§ Input records:
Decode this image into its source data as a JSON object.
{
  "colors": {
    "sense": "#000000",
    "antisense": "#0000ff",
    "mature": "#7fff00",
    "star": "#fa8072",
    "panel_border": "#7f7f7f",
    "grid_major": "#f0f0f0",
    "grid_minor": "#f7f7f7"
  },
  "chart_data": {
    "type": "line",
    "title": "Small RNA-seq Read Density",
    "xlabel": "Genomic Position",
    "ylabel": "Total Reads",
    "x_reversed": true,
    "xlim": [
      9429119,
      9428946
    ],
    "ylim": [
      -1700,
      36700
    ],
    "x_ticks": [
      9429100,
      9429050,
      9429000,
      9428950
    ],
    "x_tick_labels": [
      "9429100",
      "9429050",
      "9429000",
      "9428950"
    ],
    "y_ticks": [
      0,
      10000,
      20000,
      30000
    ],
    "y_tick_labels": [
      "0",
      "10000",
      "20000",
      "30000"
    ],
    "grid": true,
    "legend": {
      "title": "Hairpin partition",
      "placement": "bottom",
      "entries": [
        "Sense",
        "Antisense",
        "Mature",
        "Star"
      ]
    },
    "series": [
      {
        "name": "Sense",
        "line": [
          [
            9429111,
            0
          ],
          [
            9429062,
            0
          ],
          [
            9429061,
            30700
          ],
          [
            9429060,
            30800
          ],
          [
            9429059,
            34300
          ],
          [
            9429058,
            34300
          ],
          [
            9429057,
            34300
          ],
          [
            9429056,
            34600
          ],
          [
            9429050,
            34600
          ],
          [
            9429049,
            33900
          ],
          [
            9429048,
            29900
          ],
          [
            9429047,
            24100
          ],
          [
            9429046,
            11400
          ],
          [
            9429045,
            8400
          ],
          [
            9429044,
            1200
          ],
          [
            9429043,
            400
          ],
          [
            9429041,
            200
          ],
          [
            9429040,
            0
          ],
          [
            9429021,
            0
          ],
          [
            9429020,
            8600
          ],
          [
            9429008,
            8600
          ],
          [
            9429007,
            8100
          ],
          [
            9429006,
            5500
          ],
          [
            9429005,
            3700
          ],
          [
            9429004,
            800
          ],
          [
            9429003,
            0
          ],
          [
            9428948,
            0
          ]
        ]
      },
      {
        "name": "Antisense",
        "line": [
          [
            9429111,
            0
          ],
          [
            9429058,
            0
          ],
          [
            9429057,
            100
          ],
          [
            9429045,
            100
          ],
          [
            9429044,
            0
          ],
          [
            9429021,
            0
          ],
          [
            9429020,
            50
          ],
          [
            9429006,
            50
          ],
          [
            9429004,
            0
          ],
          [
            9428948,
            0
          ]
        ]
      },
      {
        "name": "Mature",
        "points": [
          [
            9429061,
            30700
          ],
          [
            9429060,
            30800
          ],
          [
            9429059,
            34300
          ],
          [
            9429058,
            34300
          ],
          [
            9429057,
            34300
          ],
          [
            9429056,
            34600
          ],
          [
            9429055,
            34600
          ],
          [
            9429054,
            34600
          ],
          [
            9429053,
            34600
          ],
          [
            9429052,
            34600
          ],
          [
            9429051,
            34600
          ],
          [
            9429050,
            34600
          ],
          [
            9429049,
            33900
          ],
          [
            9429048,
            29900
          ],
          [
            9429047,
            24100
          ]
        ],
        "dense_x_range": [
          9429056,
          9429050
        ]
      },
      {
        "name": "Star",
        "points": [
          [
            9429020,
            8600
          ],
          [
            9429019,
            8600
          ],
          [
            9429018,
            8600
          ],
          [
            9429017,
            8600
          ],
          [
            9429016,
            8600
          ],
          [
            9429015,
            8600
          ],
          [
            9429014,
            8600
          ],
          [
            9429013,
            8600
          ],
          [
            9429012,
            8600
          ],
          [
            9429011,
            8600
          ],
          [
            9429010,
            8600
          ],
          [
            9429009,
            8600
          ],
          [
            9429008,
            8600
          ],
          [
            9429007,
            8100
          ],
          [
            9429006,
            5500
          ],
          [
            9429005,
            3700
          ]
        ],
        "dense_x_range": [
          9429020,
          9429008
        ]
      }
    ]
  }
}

§ What you need to do: Each line of the listing should be copied exactly.

§ Response to this exercise:
Decode this image into its source data as a JSON object.
{
  "colors": {
    "sense": "#000000",
    "antisense": "#0000ff",
    "mature": "#7fff00",
    "star": "#fa8072",
    "panel_border": "#7f7f7f",
    "grid_major": "#f0f0f0",
    "grid_minor": "#f7f7f7"
  },
  "chart_data": {
    "type": "line",
    "title": "Small RNA-seq Read Density",
    "xlabel": "Genomic Position",
    "ylabel": "Total Reads",
    "x_reversed": true,
    "xlim": [
      9429119,
      9428946
    ],
    "ylim": [
      -1700,
      36700
    ],
    "x_ticks": [
      9429100,
      9429050,
      9429000,
      9428950
    ],
    "x_tick_labels": [
      "9429100",
      "9429050",
      "9429000",
      "9428950"
    ],
    "y_ticks": [
      0,
      10000,
      20000,
      30000
    ],
    "y_tick_labels": [
      "0",
      "10000",
      "20000",
      "30000"
    ],
    "grid": true,
    "legend": {
      "title": "Hairpin partition",
      "placement": "bottom",
      "entries": [
        "Sense",
        "Antisense",
        "Mature",
        "Star"
      ]
    },
    "series": [
      {
        "name": "Sense",
        "line": [
          [
            9429111,
            0
          ],
          [
            9429062,
            0
          ],
          [
            9429061,
            30700
          ],
          [
            9429060,
            30800
          ],
          [
            9429059,
            34300
          ],
          [
            9429058,
            34300
          ],
          [
            9429057,
            34300
          ],
          [
            9429056,
            34600
          ],
          [
            9429050,
            34600
          ],
          [
            9429049,
            33900
          ],
          [
            9429048,
            29900
          ],
          [
            9429047,
            24100
          ],
          [
            9429046,
            11400
          ],
          [
            9429045,
            8400
          ],
          [
            9429044,
            1200
          ],
          [
            9429043,
            400
          ],
          [
            9429041,
            200
          ],
          [
            9429040,
            0
          ],
          [
            9429021,
            0
          ],
          [
            9429020,
            8600
          ],
          [
            9429008,
            8600
          ],
          [
            9429007,
            8100
          ],
          [
            9429006,
            5500
          ],
          [
            9429005,
            3700
          ],
          [
            9429004,
            800
          ],
          [
            9429003,
            0
          ],
          [
            9428948,
            0
          ]
        ]
      },
      {
        "name": "Antisense",
        "line": [
          [
            9429111,
            0
          ],
          [
            9429058,
            0
          ],
          [
            9429057,
            100
          ],
          [
            9429045,
            100
          ],
          [
            9429044,
            0
          ],
          [
            9429021,
            0
          ],
          [
            9429020,
            50
          ],
          [
            9429006,
            50
          ],
          [
            9429004,
            0
          ],
          [
            9428948,
            0
          ]
        ]
      },
      {
        "name": "Mature",
        "points": [
          [
            9429061,
            30700
          ],
          [
            9429060,
            30800
          ],
          [
            9429059,
            34300
          ],
          [
            9429058,
            34300
          ],
          [
            9429057,
            34300
          ],
          [
            9429056,
            34600
          ],
          [
            9429055,
            34600
          ],
          [
            9429054,
            34600
          ],
          [
            9429053,
            34600
          ],
          [
            9429052,
            34600
          ],
          [
            9429051,
            34600
          ],
          [
            9429050,
            34600
          ],
          [
            9429049,
            33900
          ],
          [
            9429048,
            29900
          ],
          [
            9429047,
            24100
          ]
        ],
        "dense_x_range": [
          9429056,
          9429050
        ]
      },
      {
        "name": "Star",
        "points": [
          [
            9429020,
            8600
          ],
          [
            9429019,
            8600
          ],
          [
            9429018,
            8600
          ],
          [
            9429017,
            8600
          ],
          [
            9429016,
            8600
          ],
          [
            9429015,
            8600
          ],
          [
            9429014,
            8600
          ],
          [
            9429013,
            8600
          ],
          [
            9429012,
            8600
          ],
          [
            9429011,
            8600
          ],
          [
            9429010,
            8600
          ],
          [
            9429009,
            8600
          ],
          [
            9429008,
            8600
          ],
          [
            9429007,
            8100
          ],
          [
            9429006,
            5500
          ],
          [
            9429005,
            3700
          ]
        ],
        "dense_x_range": [
          9429020,
          9429008
        ]
      }
    ]
  }
}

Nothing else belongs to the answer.